## Assignment:
The task requires restating, word for word, the lines of the entries below from the one containing "Read out every word on this page." through the final one, both included.

## Records:
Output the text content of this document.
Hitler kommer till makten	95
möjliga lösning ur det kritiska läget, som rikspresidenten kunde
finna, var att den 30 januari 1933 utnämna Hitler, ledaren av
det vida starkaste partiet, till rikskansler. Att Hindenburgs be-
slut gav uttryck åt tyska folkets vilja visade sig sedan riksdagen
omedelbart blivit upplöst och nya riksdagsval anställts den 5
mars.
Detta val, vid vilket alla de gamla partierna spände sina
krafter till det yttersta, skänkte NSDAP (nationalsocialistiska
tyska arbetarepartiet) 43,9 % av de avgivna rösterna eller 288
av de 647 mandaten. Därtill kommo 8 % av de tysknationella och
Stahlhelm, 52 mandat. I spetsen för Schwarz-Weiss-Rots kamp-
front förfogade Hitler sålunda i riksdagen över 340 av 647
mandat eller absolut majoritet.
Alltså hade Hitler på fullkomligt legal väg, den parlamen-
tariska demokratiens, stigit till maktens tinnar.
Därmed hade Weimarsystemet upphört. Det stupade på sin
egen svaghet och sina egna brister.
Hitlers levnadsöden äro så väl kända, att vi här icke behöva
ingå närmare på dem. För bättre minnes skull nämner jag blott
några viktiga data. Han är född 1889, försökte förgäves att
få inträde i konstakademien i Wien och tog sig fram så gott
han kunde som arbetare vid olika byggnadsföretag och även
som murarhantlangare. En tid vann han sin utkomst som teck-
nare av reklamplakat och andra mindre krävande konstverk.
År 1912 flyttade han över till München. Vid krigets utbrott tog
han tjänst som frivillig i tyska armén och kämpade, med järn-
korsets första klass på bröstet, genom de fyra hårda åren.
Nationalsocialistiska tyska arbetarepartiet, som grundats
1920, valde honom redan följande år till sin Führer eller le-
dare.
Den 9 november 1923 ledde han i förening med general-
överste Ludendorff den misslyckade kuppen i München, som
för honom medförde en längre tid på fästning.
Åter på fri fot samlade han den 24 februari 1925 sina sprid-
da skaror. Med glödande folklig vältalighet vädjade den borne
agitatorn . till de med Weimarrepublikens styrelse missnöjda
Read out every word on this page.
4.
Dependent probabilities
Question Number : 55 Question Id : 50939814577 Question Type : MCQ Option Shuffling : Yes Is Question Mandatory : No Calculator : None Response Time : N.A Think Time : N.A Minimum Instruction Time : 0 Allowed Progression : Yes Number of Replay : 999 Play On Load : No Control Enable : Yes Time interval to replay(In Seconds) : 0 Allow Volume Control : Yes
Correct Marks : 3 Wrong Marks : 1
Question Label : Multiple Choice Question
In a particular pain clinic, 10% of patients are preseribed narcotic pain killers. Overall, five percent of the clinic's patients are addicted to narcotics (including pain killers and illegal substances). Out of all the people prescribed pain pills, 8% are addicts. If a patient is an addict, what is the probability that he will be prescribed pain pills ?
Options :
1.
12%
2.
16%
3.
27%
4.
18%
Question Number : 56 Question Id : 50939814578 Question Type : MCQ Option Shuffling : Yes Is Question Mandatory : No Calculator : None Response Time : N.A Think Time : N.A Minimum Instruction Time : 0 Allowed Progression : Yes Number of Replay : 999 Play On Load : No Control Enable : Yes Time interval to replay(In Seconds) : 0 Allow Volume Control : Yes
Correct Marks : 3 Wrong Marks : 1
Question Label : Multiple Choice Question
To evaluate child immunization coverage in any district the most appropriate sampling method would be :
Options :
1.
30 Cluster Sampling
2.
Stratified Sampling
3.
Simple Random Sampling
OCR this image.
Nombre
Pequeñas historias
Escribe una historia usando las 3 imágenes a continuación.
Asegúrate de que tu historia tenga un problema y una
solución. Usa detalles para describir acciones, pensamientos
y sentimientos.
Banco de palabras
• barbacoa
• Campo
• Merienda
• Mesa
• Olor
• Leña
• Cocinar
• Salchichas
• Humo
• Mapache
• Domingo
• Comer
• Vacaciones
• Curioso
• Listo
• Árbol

## Expected output:
Read out every word on this page.
4.
Dependent probabilities
Question Number : 55 Question Id : 50939814577 Question Type : MCQ Option Shuffling : Yes Is Question Mandatory : No Calculator : None Response Time : N.A Think Time : N.A Minimum Instruction Time : 0 Allowed Progression : Yes Number of Replay : 999 Play On Load : No Control Enable : Yes Time interval to replay(In Seconds) : 0 Allow Volume Control : Yes
Correct Marks : 3 Wrong Marks : 1
Question Label : Multiple Choice Question
In a particular pain clinic, 10% of patients are preseribed narcotic pain killers. Overall, five percent of the clinic's patients are addicted to narcotics (including pain killers and illegal substances). Out of all the people prescribed pain pills, 8% are addicts. If a patient is an addict, what is the probability that he will be prescribed pain pills ?
Options :
1.
12%
2.
16%
3.
27%
4.
18%
Question Number : 56 Question Id : 50939814578 Question Type : MCQ Option Shuffling : Yes Is Question Mandatory : No Calculator : None Response Time : N.A Think Time : N.A Minimum Instruction Time : 0 Allowed Progression : Yes Number of Replay : 999 Play On Load : No Control Enable : Yes Time interval to replay(In Seconds) : 0 Allow Volume Control : Yes
Correct Marks : 3 Wrong Marks : 1
Question Label : Multiple Choice Question
To evaluate child immunization coverage in any district the most appropriate sampling method would be :
Options :
1.
30 Cluster Sampling
2.
Stratified Sampling
3.
Simple Random Sampling
OCR this image.
Nombre
Pequeñas historias
Escribe una historia usando las 3 imágenes a continuación.
Asegúrate de que tu historia tenga un problema y una
solución. Usa detalles para describir acciones, pensamientos
y sentimientos.
Banco de palabras
• barbacoa
• Campo
• Merienda
• Mesa
• Olor
• Leña
• Cocinar
• Salchichas
• Humo
• Mapache
• Domingo
• Comer
• Vacaciones
• Curioso
• Listo
• Árbol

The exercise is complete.